Data items:
>>

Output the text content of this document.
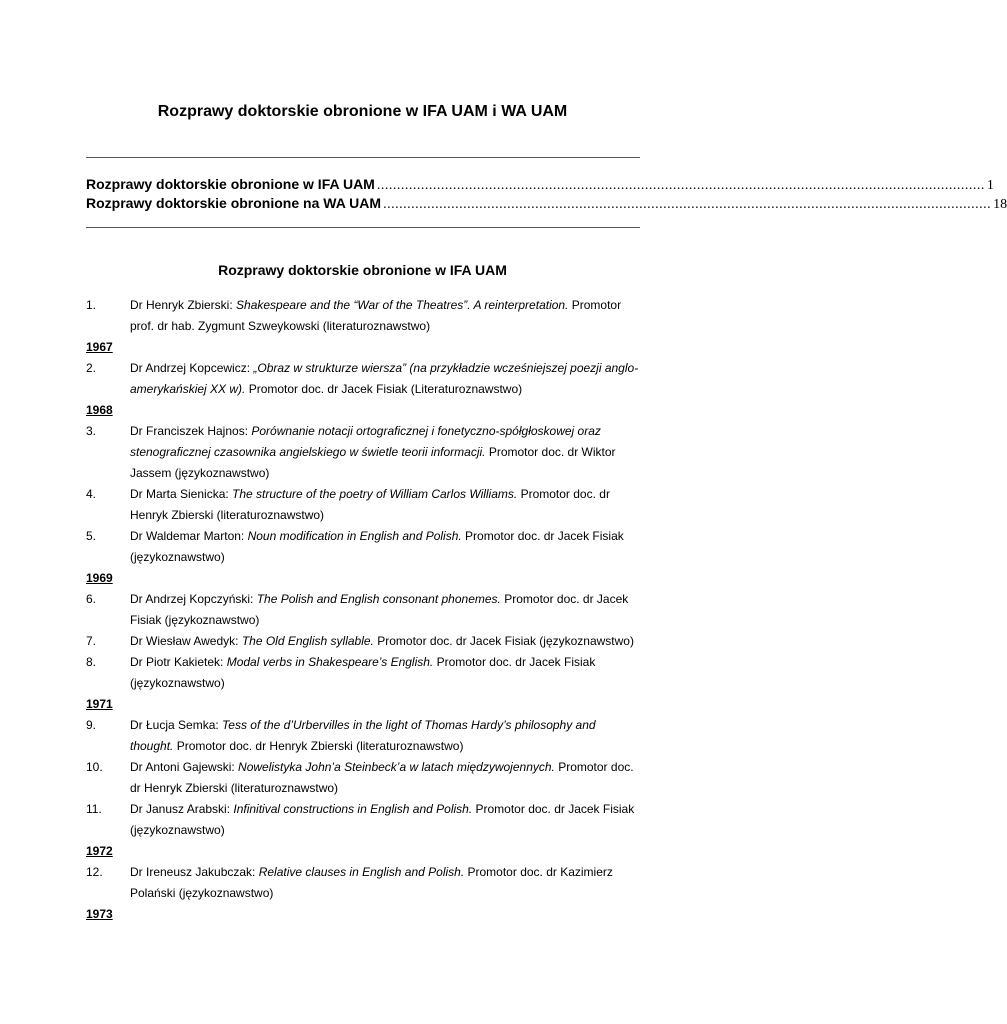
Rozprawy doktorskie obronione w IFA UAM i WA UAM
Rozprawy doktorskie obronione w IFA UAM ........................................................................................................................................................ 1
Rozprawy doktorskie obronione na WA UAM ........................................................................................................................................................ 18
Rozprawy doktorskie obronione w IFA UAM
1.	Dr Henryk Zbierski: Shakespeare and the “War of the Theatres”. A reinterpretation. Promotor prof. dr hab. Zygmunt Szweykowski (literaturoznawstwo)
1967
2.	Dr Andrzej Kopcewicz: „Obraz w strukturze wiersza” (na przykładzie wcześniejszej poezji anglo-amerykańskiej XX w). Promotor doc. dr Jacek Fisiak (Literaturoznawstwo)
1968
3.	Dr Franciszek Hajnos: Porównanie notacji ortograficznej i fonetyczno-spółgłoskowej oraz stenograficznej czasownika angielskiego w świetle teorii informacji. Promotor doc. dr Wiktor Jassem (językoznawstwo)
4.	Dr Marta Sienicka: The structure of the poetry of William Carlos Williams. Promotor doc. dr Henryk Zbierski (literaturoznawstwo)
5.	Dr Waldemar Marton: Noun modification in English and Polish. Promotor doc. dr Jacek Fisiak (językoznawstwo)
1969
6.	Dr Andrzej Kopczyński: The Polish and English consonant phonemes. Promotor doc. dr Jacek Fisiak (językoznawstwo)
7.	Dr Wiesław Awedyk: The Old English syllable. Promotor doc. dr Jacek Fisiak (językoznawstwo)
8.	Dr Piotr Kakietek: Modal verbs in Shakespeare’s English. Promotor doc. dr Jacek Fisiak (językoznawstwo)
1971
9.	Dr Łucja Semka: Tess of the d’Urbervilles in the light of Thomas Hardy’s philosophy and thought. Promotor doc. dr Henryk Zbierski (literaturoznawstwo)
10. Dr Antoni Gajewski: Nowelistyka John’a Steinbeck’a w latach międzywojennych. Promotor doc. dr Henryk Zbierski (literaturoznawstwo)
11. Dr Janusz Arabski: Infinitival constructions in English and Polish. Promotor doc. dr Jacek Fisiak (językoznawstwo)
1972
12. Dr Ireneusz Jakubczak: Relative clauses in English and Polish. Promotor doc. dr Kazimierz Polański (językoznawstwo)
1973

<<

- **AIM**:
Copy, from the material, each line that holds the string "Shakespeare".

- **OUTPUT FOR THIS EXERCISE**:
1.	Dr Henryk Zbierski: Shakespeare and the “War of the Theatres”. A reinterpretation. Promotor prof. dr hab. Zygmunt Szweykowski (literaturoznawstwo)
8.	Dr Piotr Kakietek: Modal verbs in Shakespeare’s English. Promotor doc. dr Jacek Fisiak (językoznawstwo)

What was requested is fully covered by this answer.